## Schriftliche Aufgabe
Aktualisiere die Zeilen vom Beginn der Datensätze bis einschließlich der Zeile mit "category-label: cis-pinonic acid: [194, 95, 211, 198]", indem du darin "vanillic acid" durch "syringic acid" ersetzt. Alles andere bleibt unverändert.

## Annotationen von Layoutelementen
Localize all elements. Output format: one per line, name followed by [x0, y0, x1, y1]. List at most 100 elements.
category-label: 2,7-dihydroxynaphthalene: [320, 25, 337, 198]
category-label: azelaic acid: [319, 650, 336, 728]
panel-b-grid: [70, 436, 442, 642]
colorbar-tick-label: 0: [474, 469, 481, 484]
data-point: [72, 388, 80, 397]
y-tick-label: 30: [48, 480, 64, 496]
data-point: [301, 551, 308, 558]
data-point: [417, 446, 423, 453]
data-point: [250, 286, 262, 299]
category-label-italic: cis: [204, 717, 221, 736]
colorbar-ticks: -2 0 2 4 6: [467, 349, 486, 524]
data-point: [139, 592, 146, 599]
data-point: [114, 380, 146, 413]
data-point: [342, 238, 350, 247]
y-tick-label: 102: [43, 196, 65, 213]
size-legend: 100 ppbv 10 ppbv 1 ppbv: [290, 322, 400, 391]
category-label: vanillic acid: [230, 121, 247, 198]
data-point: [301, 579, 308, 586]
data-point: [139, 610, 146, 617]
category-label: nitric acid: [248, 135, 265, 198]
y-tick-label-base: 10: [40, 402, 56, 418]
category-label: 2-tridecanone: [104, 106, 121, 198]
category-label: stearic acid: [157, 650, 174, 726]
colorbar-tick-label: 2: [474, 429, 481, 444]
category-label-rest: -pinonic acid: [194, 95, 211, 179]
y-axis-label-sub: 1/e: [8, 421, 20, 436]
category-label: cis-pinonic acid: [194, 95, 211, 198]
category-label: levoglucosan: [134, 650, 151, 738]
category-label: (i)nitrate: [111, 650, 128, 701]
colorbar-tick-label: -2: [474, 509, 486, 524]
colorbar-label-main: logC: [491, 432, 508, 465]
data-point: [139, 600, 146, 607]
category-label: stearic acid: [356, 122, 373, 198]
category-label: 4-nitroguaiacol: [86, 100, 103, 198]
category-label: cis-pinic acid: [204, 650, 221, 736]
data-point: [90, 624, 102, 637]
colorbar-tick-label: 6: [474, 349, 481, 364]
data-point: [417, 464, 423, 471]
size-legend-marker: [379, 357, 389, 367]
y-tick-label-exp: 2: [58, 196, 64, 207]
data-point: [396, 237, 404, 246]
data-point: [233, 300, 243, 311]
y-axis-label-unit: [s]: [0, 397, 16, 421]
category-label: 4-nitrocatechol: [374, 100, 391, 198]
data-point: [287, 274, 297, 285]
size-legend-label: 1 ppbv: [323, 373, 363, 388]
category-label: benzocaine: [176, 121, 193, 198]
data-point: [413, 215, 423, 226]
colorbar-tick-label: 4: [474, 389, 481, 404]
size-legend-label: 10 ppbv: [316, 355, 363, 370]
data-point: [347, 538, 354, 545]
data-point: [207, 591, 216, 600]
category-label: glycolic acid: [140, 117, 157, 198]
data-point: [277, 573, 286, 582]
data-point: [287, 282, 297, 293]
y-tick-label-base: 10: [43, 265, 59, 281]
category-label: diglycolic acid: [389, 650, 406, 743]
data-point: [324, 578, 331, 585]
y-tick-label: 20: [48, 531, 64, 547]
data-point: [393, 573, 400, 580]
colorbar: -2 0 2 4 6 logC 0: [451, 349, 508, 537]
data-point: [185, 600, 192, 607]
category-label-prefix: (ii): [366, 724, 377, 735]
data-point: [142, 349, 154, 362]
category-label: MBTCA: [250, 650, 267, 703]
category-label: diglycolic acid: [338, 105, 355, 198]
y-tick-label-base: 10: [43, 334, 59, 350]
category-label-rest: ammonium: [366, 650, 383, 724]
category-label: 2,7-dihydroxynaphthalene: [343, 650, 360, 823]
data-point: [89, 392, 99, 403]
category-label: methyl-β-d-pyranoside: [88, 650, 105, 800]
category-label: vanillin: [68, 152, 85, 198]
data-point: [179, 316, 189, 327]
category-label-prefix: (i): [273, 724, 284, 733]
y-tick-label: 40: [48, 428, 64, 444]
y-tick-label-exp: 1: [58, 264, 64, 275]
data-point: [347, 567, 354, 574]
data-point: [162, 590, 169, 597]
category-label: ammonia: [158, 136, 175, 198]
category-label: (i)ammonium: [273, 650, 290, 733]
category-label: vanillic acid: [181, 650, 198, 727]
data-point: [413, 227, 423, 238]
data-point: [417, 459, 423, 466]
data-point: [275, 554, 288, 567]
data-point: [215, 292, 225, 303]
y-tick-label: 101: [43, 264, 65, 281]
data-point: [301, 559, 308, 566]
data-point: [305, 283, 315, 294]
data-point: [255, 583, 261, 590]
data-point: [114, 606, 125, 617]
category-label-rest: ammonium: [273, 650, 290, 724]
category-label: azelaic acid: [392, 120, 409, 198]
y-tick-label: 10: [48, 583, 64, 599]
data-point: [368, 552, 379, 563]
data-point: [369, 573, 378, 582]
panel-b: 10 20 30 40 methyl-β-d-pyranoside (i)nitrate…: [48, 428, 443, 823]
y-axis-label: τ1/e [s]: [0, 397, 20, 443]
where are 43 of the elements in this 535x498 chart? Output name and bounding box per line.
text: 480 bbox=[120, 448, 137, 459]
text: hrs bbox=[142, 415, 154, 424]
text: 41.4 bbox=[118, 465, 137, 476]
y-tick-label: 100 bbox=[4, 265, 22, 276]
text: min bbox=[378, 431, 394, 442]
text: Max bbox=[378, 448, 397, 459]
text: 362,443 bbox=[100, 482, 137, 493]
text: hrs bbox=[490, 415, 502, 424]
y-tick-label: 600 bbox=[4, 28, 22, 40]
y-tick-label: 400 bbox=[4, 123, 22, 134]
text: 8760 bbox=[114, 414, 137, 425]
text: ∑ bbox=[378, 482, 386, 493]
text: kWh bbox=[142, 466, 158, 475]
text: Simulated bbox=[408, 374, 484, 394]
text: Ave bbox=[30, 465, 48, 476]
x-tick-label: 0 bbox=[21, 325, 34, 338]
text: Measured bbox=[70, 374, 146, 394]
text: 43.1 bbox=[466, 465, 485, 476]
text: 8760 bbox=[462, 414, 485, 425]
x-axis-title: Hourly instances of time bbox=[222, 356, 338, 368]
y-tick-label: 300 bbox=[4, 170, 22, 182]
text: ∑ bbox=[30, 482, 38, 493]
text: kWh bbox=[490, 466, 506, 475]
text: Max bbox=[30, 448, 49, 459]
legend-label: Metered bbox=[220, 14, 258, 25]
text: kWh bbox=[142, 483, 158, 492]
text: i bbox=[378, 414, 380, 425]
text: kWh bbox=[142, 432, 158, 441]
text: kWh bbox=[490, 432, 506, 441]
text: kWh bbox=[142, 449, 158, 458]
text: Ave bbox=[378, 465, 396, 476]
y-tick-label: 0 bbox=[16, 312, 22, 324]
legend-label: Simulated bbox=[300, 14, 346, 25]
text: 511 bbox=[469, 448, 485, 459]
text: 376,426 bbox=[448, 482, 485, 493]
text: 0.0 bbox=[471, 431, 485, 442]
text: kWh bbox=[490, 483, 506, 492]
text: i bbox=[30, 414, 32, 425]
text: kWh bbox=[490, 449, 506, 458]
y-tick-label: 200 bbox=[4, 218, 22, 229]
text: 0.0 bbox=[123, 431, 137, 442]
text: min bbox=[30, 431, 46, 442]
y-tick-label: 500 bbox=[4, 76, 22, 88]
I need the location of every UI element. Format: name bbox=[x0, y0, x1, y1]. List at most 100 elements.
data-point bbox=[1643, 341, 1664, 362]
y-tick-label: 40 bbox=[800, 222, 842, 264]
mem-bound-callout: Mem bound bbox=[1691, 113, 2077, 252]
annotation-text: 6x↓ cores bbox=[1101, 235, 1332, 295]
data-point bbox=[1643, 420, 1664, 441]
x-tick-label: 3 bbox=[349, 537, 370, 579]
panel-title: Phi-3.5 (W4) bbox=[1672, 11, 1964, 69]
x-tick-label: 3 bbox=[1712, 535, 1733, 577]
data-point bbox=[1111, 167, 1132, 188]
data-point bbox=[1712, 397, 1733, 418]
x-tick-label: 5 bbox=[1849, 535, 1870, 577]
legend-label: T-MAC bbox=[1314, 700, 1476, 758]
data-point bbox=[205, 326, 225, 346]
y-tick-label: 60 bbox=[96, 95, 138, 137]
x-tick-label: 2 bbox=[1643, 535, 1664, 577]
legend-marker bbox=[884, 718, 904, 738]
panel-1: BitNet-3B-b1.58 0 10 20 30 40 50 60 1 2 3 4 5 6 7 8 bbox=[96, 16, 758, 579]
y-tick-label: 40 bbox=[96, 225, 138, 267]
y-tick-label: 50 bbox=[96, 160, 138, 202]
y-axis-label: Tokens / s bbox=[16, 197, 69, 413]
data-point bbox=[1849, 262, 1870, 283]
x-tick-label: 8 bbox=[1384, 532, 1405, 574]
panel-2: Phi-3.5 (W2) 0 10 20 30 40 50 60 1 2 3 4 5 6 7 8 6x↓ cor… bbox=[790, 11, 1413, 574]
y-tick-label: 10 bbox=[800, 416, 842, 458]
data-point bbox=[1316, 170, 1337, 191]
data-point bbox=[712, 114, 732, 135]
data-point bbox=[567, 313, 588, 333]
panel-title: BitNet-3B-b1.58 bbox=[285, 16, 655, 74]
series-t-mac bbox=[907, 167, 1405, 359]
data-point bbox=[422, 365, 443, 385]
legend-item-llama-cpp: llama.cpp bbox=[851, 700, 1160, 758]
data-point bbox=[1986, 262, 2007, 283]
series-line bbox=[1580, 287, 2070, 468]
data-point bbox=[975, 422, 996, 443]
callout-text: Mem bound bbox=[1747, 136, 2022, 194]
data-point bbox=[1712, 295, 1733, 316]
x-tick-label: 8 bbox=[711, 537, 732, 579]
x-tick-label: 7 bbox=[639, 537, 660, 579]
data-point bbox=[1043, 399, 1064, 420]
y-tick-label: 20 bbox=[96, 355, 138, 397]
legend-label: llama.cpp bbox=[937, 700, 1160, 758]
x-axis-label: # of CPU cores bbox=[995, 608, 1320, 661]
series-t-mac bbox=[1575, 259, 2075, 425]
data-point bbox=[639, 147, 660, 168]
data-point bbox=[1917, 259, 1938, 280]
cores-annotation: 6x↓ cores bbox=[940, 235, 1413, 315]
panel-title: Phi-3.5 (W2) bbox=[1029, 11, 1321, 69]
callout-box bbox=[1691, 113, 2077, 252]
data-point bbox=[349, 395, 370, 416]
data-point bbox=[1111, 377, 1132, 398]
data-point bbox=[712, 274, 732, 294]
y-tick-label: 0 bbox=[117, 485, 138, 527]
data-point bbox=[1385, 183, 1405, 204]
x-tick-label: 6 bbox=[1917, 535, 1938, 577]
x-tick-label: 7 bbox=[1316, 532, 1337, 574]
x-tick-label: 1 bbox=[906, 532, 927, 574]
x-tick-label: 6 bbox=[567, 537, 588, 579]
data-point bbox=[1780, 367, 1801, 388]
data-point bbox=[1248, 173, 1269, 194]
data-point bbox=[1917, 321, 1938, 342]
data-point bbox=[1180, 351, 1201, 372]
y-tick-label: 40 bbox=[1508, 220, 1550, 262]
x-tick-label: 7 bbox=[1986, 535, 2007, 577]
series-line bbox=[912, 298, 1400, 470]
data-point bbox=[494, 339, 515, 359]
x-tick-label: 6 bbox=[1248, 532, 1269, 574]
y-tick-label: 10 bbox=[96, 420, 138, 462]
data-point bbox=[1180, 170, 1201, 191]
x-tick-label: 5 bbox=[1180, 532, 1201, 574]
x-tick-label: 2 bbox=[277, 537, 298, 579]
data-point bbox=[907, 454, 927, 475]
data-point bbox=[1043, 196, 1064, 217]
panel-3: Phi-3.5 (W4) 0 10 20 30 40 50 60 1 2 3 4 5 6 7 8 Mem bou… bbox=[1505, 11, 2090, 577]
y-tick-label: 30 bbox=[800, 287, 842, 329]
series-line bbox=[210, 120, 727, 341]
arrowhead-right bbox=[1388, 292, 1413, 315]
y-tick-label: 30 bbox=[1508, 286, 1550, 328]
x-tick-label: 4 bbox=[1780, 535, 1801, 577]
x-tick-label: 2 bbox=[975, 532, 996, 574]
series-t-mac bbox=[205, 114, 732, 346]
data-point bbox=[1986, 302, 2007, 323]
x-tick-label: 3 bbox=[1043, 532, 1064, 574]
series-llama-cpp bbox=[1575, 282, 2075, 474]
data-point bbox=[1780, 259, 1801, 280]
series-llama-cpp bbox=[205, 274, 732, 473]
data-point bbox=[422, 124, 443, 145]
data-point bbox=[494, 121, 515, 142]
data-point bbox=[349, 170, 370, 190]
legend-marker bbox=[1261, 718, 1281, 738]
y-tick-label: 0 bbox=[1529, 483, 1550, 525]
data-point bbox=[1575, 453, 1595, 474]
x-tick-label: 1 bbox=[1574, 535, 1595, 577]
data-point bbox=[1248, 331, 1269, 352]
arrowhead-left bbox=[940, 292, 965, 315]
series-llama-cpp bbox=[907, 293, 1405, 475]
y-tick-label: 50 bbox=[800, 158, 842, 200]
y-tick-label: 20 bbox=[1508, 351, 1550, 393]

## Lösung der Aufgabe
Localize all elements. Output format: one per line, name followed by [x0, y0, x1, y1]. List at most 100 elements.
category-label: 2,7-dihydroxynaphthalene: [320, 25, 337, 198]
category-label: azelaic acid: [319, 650, 336, 728]
panel-b-grid: [70, 436, 442, 642]
colorbar-tick-label: 0: [474, 469, 481, 484]
data-point: [72, 388, 80, 397]
y-tick-label: 30: [48, 480, 64, 496]
data-point: [301, 551, 308, 558]
data-point: [417, 446, 423, 453]
data-point: [250, 286, 262, 299]
category-label-italic: cis: [204, 717, 221, 736]
colorbar-ticks: -2 0 2 4 6: [467, 349, 486, 524]
data-point: [139, 592, 146, 599]
data-point: [114, 380, 146, 413]
data-point: [342, 238, 350, 247]
y-tick-label: 102: [43, 196, 65, 213]
size-legend: 100 ppbv 10 ppbv 1 ppbv: [290, 322, 400, 391]
category-label: syringic acid: [230, 121, 247, 198]
data-point: [301, 579, 308, 586]
data-point: [139, 610, 146, 617]
category-label: nitric acid: [248, 135, 265, 198]
y-tick-label-base: 10: [40, 402, 56, 418]
category-label: 2-tridecanone: [104, 106, 121, 198]
category-label: stearic acid: [157, 650, 174, 726]
colorbar-tick-label: 2: [474, 429, 481, 444]
category-label-rest: -pinonic acid: [194, 95, 211, 179]
y-axis-label-sub: 1/e: [8, 421, 20, 436]
category-label: cis-pinonic acid: [194, 95, 211, 198]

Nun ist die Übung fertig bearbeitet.